● **Aim of the task**:
Would you output the lines from the one with "Enumerate this chart's" through the last line of the material below, exactly, but without pictures?

● **Supplied information**:
------
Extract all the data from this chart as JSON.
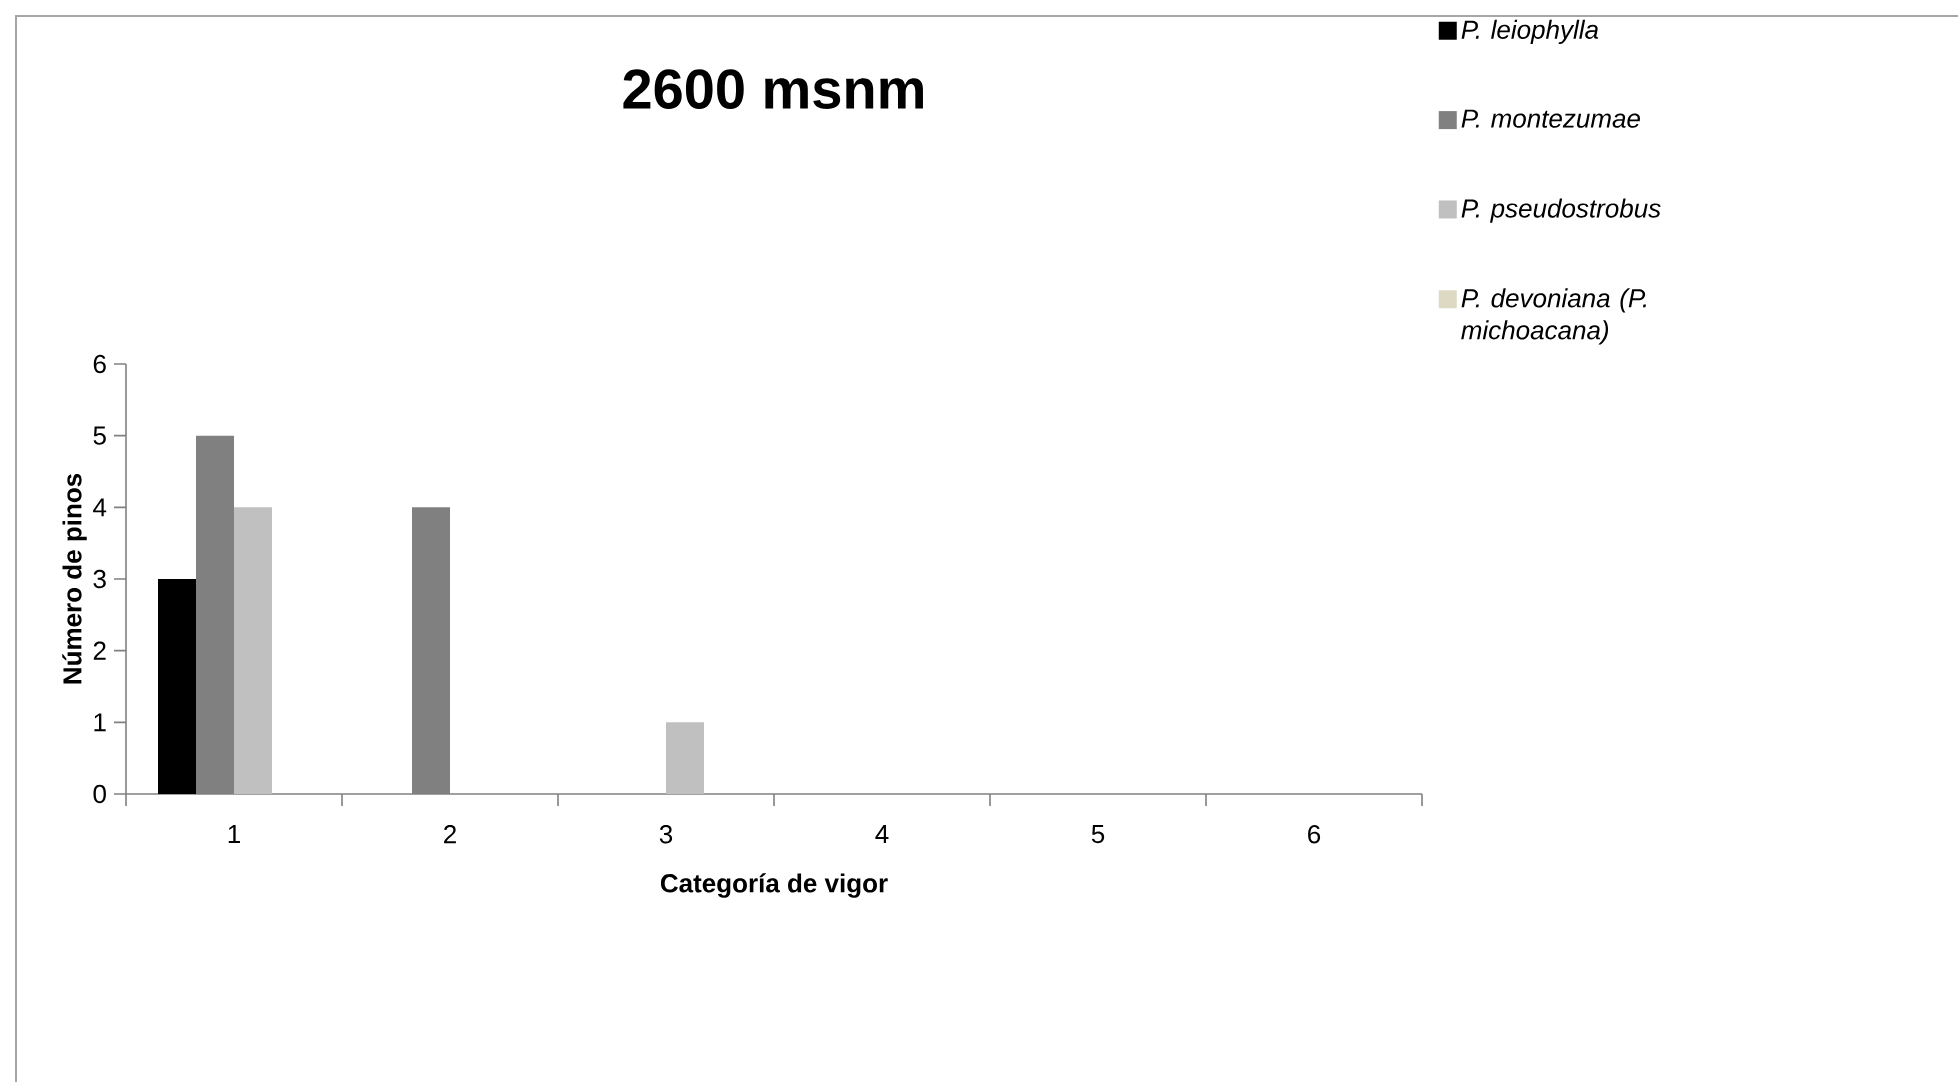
{
  "chart_data": {
    "type": "bar",
    "title": "2600 msnm",
    "xlabel": "Categoría de vigor",
    "ylabel": "Número de pinos",
    "categories": [
      "1",
      "2",
      "3",
      "4",
      "5",
      "6"
    ],
    "series": [
      {
        "name": "P. leiophylla",
        "color": "#000000",
        "values": [
          3,
          0,
          0,
          0,
          0,
          0
        ]
      },
      {
        "name": "P. montezumae",
        "color": "#808080",
        "values": [
          5,
          4,
          0,
          0,
          0,
          0
        ]
      },
      {
        "name": "P. pseudostrobus",
        "color": "#c0c0c0",
        "values": [
          4,
          0,
          1,
          0,
          0,
          0
        ]
      },
      {
        "name": "P. devoniana (P. michoacana)",
        "color": "#ddd9c3",
        "values": [
          0,
          0,
          0,
          0,
          0,
          0
        ]
      }
    ],
    "ylim": [
      0,
      6
    ],
    "yticks": [
      0,
      1,
      2,
      3,
      4,
      5,
      6
    ],
    "grid": false,
    "legend": "top right"
  }
}
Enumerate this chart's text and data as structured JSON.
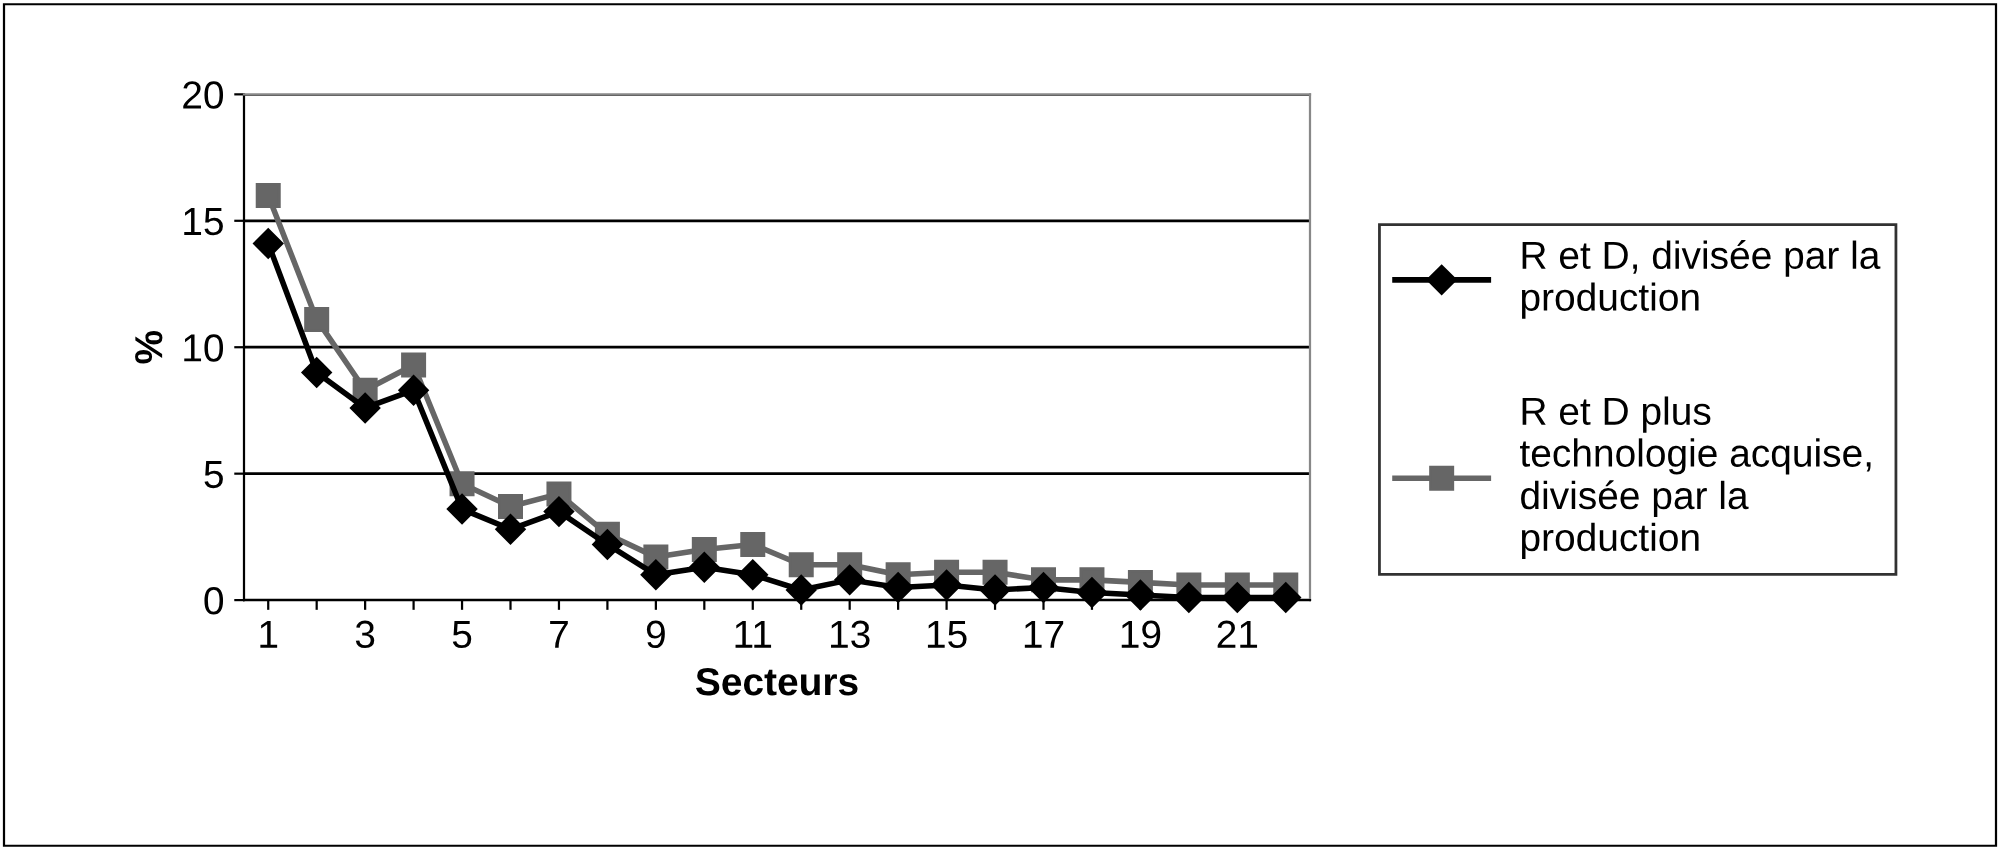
{
  "chart_data": {
    "type": "line",
    "xlabel": "Secteurs",
    "ylabel": "%",
    "categories": [
      "1",
      null,
      "3",
      null,
      "5",
      null,
      "7",
      null,
      "9",
      null,
      "11",
      null,
      "13",
      null,
      "15",
      null,
      "17",
      null,
      "19",
      null,
      "21",
      null
    ],
    "series": [
      {
        "name": "R et D, divisée par la production",
        "color": "#000000",
        "marker": "diamond",
        "values": [
          14.1,
          9.0,
          7.6,
          8.3,
          3.6,
          2.8,
          3.5,
          2.2,
          1.0,
          1.3,
          1.0,
          0.4,
          0.8,
          0.5,
          0.6,
          0.4,
          0.5,
          0.3,
          0.2,
          0.1,
          0.1,
          0.1
        ]
      },
      {
        "name": "R et D plus technologie acquise, divisée par la production",
        "color": "#666666",
        "marker": "square",
        "values": [
          16.0,
          11.1,
          8.3,
          9.3,
          4.6,
          3.7,
          4.2,
          2.6,
          1.7,
          2.0,
          2.2,
          1.4,
          1.4,
          1.0,
          1.1,
          1.1,
          0.8,
          0.8,
          0.7,
          0.6,
          0.6,
          0.6
        ]
      }
    ],
    "ylim": [
      0,
      20
    ],
    "yticks": [
      0,
      5,
      10,
      15,
      20
    ],
    "grid": "y",
    "legend": "right"
  }
}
------
● **Result of the task**:
Enumerate this chart's text and data as structured JSON.
{
  "chart_data": {
    "type": "line",
    "xlabel": "Secteurs",
    "ylabel": "%",
    "categories": [
      "1",
      null,
      "3",
      null,
      "5",
      null,
      "7",
      null,
      "9",
      null,
      "11",
      null,
      "13",
      null,
      "15",
      null,
      "17",
      null,
      "19",
      null,
      "21",
      null
    ],
    "series": [
      {
        "name": "R et D, divisée par la production",
        "color": "#000000",
        "marker": "diamond",
        "values": [
          14.1,
          9.0,
          7.6,
          8.3,
          3.6,
          2.8,
          3.5,
          2.2,
          1.0,
          1.3,
          1.0,
          0.4,
          0.8,
          0.5,
          0.6,
          0.4,
          0.5,
          0.3,
          0.2,
          0.1,
          0.1,
          0.1
        ]
      },
      {
        "name": "R et D plus technologie acquise, divisée par la production",
        "color": "#666666",
        "marker": "square",
        "values": [
          16.0,
          11.1,
          8.3,
          9.3,
          4.6,
          3.7,
          4.2,
          2.6,
          1.7,
          2.0,
          2.2,
          1.4,
          1.4,
          1.0,
          1.1,
          1.1,
          0.8,
          0.8,
          0.7,
          0.6,
          0.6,
          0.6
        ]
      }
    ],
    "ylim": [
      0,
      20
    ],
    "yticks": [
      0,
      5,
      10,
      15,
      20
    ],
    "grid": "y",
    "legend": "right"
  }
}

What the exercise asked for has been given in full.